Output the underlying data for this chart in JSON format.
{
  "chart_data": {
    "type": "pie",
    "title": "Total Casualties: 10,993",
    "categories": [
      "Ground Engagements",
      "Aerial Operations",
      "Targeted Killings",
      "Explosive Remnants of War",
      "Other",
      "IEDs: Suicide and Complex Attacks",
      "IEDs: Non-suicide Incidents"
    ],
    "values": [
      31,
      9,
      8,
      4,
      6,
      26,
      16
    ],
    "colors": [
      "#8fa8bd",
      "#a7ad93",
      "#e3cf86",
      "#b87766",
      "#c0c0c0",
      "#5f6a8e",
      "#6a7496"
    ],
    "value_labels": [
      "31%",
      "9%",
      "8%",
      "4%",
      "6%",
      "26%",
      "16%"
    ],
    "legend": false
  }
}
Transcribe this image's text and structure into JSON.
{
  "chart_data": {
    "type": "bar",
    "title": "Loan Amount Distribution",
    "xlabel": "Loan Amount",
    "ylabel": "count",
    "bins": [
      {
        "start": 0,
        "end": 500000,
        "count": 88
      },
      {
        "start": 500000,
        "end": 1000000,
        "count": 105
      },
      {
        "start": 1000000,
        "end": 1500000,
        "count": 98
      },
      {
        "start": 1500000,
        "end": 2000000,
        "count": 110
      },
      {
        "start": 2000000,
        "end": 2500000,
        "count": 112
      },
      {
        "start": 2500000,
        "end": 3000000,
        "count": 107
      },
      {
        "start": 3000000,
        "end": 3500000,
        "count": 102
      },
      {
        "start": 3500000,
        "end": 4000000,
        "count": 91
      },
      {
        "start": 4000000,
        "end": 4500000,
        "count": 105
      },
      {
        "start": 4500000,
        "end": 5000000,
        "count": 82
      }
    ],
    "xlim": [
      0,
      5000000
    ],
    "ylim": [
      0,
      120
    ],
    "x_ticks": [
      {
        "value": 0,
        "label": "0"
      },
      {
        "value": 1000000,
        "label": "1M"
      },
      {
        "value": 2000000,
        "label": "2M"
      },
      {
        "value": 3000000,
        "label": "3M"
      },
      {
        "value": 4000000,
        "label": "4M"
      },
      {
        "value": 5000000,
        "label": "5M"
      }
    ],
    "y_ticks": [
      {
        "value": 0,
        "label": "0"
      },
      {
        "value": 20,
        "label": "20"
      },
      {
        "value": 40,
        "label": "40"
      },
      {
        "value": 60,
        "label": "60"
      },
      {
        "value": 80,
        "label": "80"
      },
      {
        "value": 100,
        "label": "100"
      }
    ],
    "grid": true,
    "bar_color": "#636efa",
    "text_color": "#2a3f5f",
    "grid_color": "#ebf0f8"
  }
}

────

Exercise brief.
Pick out all the lines with the word "Loan" in them and copy them.

The response.
    "title": "Loan Amount Distribution",
    "xlabel": "Loan Amount",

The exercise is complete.